Written instruction - Gather all lines with the word "students" in them.

[START OF Provided data]

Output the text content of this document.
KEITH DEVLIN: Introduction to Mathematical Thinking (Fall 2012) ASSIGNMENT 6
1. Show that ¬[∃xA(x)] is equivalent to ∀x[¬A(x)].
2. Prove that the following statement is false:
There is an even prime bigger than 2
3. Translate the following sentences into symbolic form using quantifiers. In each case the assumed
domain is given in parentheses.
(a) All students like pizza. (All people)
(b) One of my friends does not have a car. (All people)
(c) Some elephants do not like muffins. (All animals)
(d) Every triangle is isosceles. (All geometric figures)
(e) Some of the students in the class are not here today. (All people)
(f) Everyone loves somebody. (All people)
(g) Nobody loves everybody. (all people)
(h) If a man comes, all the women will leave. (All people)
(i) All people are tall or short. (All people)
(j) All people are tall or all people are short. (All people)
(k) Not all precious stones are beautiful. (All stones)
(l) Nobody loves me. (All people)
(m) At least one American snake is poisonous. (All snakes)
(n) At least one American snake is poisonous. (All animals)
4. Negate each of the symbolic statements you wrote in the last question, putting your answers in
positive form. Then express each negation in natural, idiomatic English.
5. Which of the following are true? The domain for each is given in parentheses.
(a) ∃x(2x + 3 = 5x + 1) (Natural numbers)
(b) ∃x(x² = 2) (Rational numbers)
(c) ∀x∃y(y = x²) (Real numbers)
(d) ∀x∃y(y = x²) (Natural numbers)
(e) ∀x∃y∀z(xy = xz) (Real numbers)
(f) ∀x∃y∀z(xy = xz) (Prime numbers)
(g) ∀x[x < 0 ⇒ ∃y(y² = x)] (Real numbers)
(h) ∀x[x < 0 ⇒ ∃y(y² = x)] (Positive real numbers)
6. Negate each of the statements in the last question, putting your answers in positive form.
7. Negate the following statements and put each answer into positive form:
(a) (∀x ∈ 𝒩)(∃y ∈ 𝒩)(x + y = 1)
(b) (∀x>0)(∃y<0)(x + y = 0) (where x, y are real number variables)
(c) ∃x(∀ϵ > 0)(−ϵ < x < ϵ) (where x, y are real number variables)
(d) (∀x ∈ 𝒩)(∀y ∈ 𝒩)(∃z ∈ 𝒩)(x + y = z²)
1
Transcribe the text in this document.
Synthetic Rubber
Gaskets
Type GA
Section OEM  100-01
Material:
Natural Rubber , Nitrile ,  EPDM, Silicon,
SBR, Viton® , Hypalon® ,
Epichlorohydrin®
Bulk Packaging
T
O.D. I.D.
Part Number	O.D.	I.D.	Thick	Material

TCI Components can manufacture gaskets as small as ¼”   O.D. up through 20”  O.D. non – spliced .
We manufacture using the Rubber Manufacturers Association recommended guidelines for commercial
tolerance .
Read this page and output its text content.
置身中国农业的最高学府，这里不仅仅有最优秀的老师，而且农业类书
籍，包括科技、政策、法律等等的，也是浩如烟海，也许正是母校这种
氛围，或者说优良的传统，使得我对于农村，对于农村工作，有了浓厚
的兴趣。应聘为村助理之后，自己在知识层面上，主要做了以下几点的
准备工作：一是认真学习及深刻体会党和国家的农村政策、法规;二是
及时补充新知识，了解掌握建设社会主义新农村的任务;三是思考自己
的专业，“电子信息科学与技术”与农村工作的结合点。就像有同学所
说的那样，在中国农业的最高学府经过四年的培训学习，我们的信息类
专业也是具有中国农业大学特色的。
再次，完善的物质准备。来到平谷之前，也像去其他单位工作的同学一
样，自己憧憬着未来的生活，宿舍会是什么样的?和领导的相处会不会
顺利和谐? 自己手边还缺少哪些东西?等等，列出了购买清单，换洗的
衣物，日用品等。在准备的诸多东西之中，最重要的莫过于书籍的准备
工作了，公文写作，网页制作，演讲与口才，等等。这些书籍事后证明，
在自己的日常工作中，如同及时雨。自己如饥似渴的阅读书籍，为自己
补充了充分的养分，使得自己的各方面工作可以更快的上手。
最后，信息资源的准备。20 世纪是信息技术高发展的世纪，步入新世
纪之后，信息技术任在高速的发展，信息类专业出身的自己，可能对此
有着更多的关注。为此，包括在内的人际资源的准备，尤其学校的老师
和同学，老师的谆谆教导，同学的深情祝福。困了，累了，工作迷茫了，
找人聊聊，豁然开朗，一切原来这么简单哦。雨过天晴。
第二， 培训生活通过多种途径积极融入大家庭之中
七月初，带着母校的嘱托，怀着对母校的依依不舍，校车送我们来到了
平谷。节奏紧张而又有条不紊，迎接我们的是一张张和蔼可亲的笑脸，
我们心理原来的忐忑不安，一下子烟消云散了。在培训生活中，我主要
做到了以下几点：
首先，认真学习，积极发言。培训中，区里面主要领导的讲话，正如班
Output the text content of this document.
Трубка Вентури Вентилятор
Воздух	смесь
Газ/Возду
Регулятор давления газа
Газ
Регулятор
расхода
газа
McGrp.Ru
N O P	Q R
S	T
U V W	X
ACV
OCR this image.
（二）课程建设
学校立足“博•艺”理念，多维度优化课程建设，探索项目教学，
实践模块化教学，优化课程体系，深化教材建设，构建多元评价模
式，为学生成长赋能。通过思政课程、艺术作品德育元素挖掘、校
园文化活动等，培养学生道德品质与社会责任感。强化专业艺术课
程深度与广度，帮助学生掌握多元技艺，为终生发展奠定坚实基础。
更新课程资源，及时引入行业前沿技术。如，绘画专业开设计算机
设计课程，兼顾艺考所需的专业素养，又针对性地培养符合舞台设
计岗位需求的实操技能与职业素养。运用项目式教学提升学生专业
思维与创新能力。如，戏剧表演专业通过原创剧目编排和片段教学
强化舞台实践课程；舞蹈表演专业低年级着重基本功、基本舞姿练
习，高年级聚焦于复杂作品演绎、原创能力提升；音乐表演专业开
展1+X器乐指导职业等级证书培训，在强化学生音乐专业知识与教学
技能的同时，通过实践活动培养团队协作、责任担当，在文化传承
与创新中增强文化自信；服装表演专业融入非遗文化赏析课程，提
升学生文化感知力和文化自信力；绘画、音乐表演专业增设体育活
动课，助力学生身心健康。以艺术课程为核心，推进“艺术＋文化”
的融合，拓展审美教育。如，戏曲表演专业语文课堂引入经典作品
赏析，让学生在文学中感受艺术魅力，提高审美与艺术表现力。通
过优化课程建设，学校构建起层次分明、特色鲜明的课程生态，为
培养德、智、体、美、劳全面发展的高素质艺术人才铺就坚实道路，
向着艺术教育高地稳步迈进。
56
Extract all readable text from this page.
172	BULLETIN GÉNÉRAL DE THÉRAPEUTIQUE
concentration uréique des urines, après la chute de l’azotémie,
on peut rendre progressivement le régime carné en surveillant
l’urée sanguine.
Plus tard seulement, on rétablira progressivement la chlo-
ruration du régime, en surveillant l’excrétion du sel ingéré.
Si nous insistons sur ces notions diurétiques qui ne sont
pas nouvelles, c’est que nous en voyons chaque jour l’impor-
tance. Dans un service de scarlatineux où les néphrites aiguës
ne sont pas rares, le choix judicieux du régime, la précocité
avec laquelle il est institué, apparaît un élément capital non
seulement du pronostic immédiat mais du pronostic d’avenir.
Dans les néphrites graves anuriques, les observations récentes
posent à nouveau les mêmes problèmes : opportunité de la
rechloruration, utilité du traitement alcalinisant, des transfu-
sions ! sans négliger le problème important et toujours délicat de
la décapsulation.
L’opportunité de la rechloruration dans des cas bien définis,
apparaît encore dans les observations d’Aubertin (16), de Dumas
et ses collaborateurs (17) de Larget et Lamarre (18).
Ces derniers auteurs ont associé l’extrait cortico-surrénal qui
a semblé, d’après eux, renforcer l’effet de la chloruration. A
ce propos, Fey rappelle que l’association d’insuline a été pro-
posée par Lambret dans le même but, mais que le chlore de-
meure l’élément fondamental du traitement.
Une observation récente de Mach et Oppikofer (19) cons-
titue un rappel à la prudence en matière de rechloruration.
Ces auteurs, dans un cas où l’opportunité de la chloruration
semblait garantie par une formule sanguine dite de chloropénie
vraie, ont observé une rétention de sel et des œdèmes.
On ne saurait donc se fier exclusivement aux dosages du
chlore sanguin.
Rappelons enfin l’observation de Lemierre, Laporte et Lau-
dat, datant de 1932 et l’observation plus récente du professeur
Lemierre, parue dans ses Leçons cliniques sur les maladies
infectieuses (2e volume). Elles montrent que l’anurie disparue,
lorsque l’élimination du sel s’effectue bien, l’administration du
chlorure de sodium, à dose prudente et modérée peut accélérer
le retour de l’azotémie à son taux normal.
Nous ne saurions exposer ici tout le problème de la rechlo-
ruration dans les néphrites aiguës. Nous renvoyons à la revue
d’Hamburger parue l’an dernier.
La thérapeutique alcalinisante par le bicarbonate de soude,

[END OF Provided data]

Complete response -
(a) All students like pizza. (All people)
(e) Some of the students in the class are not here today. (All people)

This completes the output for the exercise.